WRITTEN EXERCISE:
Leave out the pictures and copy everything else in the entries exactly.
---------- SOURCE RECORDS
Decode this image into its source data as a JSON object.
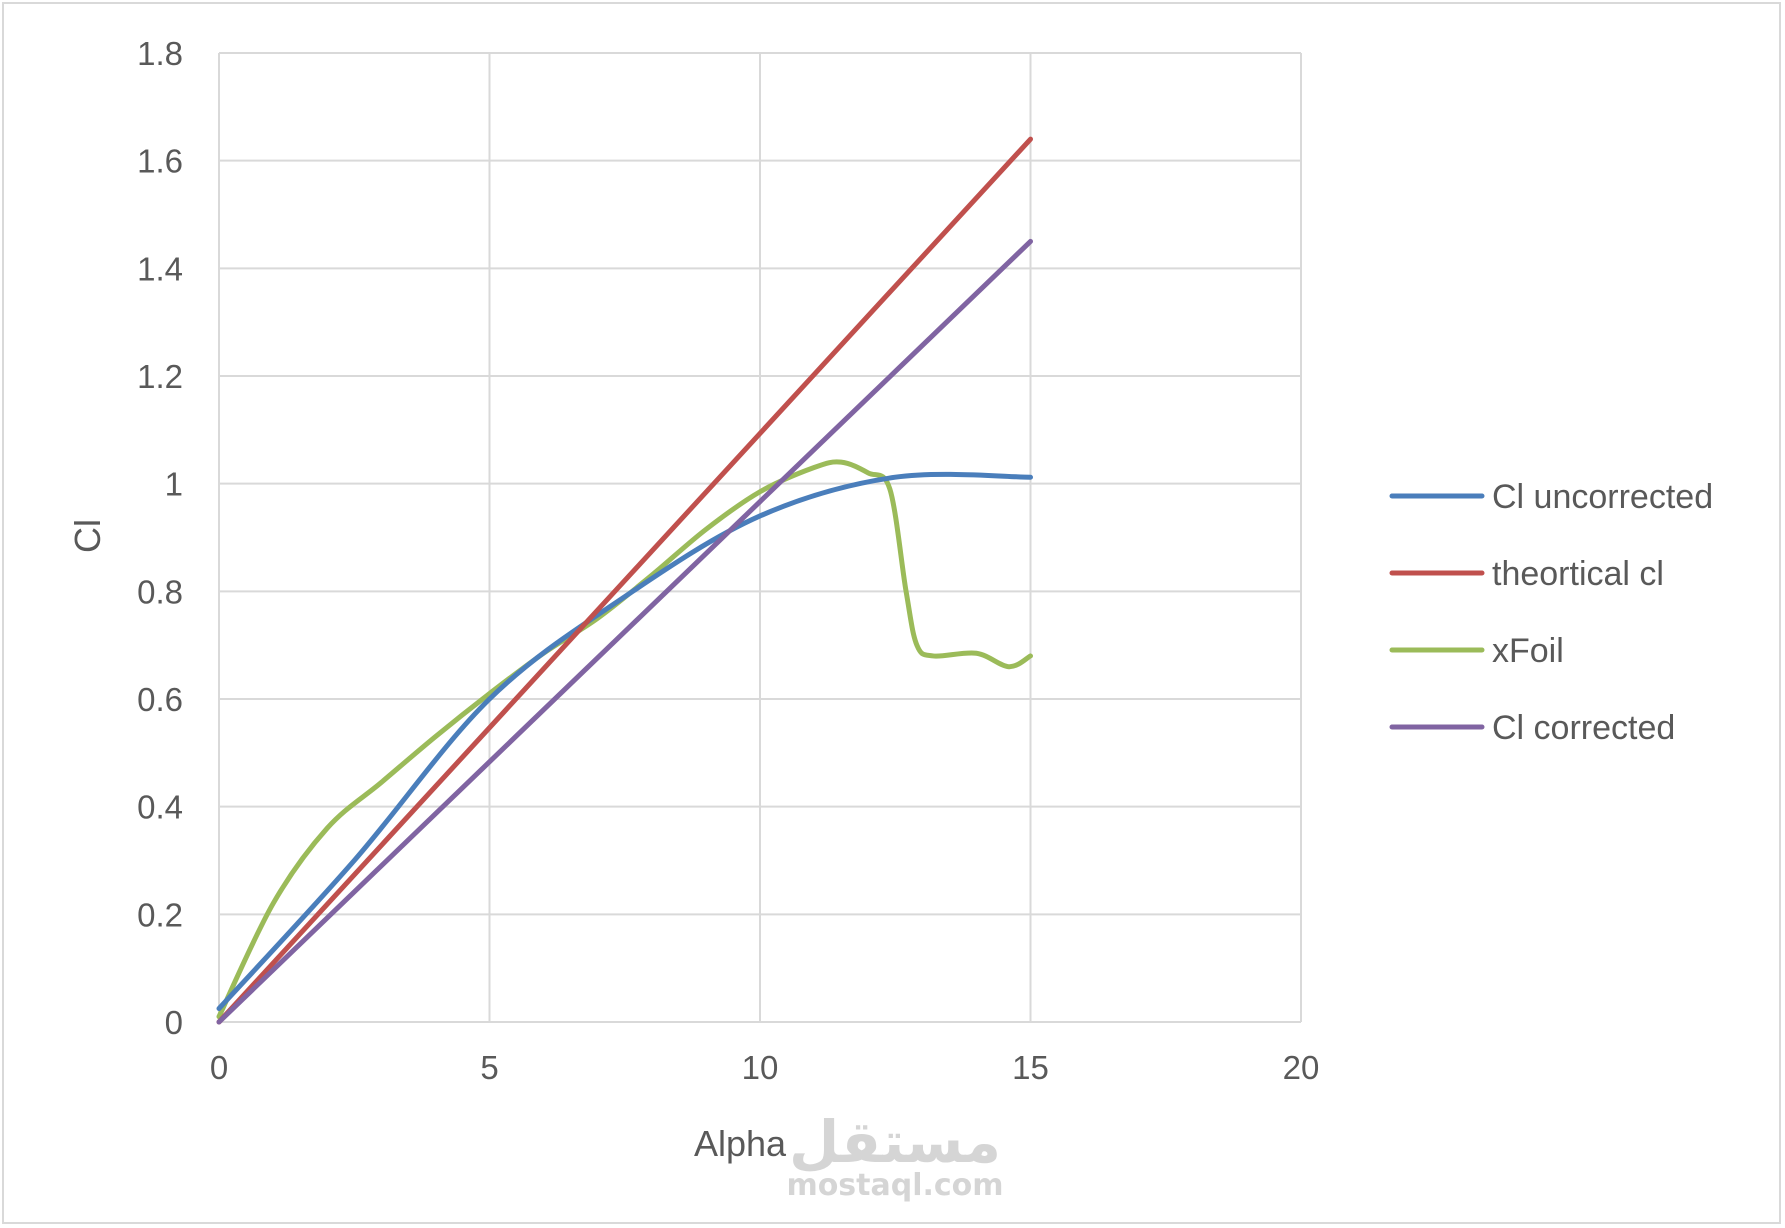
{
  "chart_data": {
    "type": "line",
    "title": "",
    "xlabel": "Alpha",
    "ylabel": "Cl",
    "xlim": [
      0,
      20
    ],
    "ylim": [
      0,
      1.8
    ],
    "x_ticks": [
      0,
      5,
      10,
      15,
      20
    ],
    "y_ticks": [
      0,
      0.2,
      0.4,
      0.6,
      0.8,
      1,
      1.2,
      1.4,
      1.6,
      1.8
    ],
    "grid": true,
    "legend_position": "right",
    "series": [
      {
        "name": "Cl uncorrected",
        "color": "#4a7ebb",
        "points": [
          [
            0,
            0.025
          ],
          [
            2.5,
            0.3
          ],
          [
            5,
            0.6
          ],
          [
            7.5,
            0.79
          ],
          [
            10,
            0.94
          ],
          [
            12.5,
            1.012
          ],
          [
            15,
            1.012
          ]
        ]
      },
      {
        "name": "theortical cl",
        "color": "#c0504d",
        "points": [
          [
            0,
            0
          ],
          [
            15,
            1.64
          ]
        ]
      },
      {
        "name": "xFoil",
        "color": "#9bbb59",
        "points": [
          [
            0,
            0.01
          ],
          [
            1,
            0.22
          ],
          [
            2,
            0.36
          ],
          [
            3,
            0.445
          ],
          [
            4,
            0.53
          ],
          [
            5,
            0.61
          ],
          [
            6,
            0.685
          ],
          [
            7,
            0.75
          ],
          [
            8,
            0.83
          ],
          [
            9,
            0.915
          ],
          [
            10,
            0.985
          ],
          [
            11,
            1.03
          ],
          [
            11.5,
            1.04
          ],
          [
            12,
            1.02
          ],
          [
            12.4,
            0.99
          ],
          [
            12.7,
            0.8
          ],
          [
            12.9,
            0.7
          ],
          [
            13.2,
            0.68
          ],
          [
            14,
            0.685
          ],
          [
            14.6,
            0.66
          ],
          [
            15,
            0.68
          ]
        ]
      },
      {
        "name": "Cl corrected",
        "color": "#8064a2",
        "points": [
          [
            0,
            0
          ],
          [
            15,
            1.45
          ]
        ]
      }
    ]
  },
  "watermark": {
    "arabic": "مستقل",
    "latin": "mostaql.com"
  }
}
--------------------
RESULT OF THIS EXERCISE:
Decode this image into its source data as a JSON object.
{
  "chart_data": {
    "type": "line",
    "title": "",
    "xlabel": "Alpha",
    "ylabel": "Cl",
    "xlim": [
      0,
      20
    ],
    "ylim": [
      0,
      1.8
    ],
    "x_ticks": [
      0,
      5,
      10,
      15,
      20
    ],
    "y_ticks": [
      0,
      0.2,
      0.4,
      0.6,
      0.8,
      1,
      1.2,
      1.4,
      1.6,
      1.8
    ],
    "grid": true,
    "legend_position": "right",
    "series": [
      {
        "name": "Cl uncorrected",
        "color": "#4a7ebb",
        "points": [
          [
            0,
            0.025
          ],
          [
            2.5,
            0.3
          ],
          [
            5,
            0.6
          ],
          [
            7.5,
            0.79
          ],
          [
            10,
            0.94
          ],
          [
            12.5,
            1.012
          ],
          [
            15,
            1.012
          ]
        ]
      },
      {
        "name": "theortical cl",
        "color": "#c0504d",
        "points": [
          [
            0,
            0
          ],
          [
            15,
            1.64
          ]
        ]
      },
      {
        "name": "xFoil",
        "color": "#9bbb59",
        "points": [
          [
            0,
            0.01
          ],
          [
            1,
            0.22
          ],
          [
            2,
            0.36
          ],
          [
            3,
            0.445
          ],
          [
            4,
            0.53
          ],
          [
            5,
            0.61
          ],
          [
            6,
            0.685
          ],
          [
            7,
            0.75
          ],
          [
            8,
            0.83
          ],
          [
            9,
            0.915
          ],
          [
            10,
            0.985
          ],
          [
            11,
            1.03
          ],
          [
            11.5,
            1.04
          ],
          [
            12,
            1.02
          ],
          [
            12.4,
            0.99
          ],
          [
            12.7,
            0.8
          ],
          [
            12.9,
            0.7
          ],
          [
            13.2,
            0.68
          ],
          [
            14,
            0.685
          ],
          [
            14.6,
            0.66
          ],
          [
            15,
            0.68
          ]
        ]
      },
      {
        "name": "Cl corrected",
        "color": "#8064a2",
        "points": [
          [
            0,
            0
          ],
          [
            15,
            1.45
          ]
        ]
      }
    ]
  },
  "watermark": {
    "arabic": "مستقل",
    "latin": "mostaql.com"
  }
}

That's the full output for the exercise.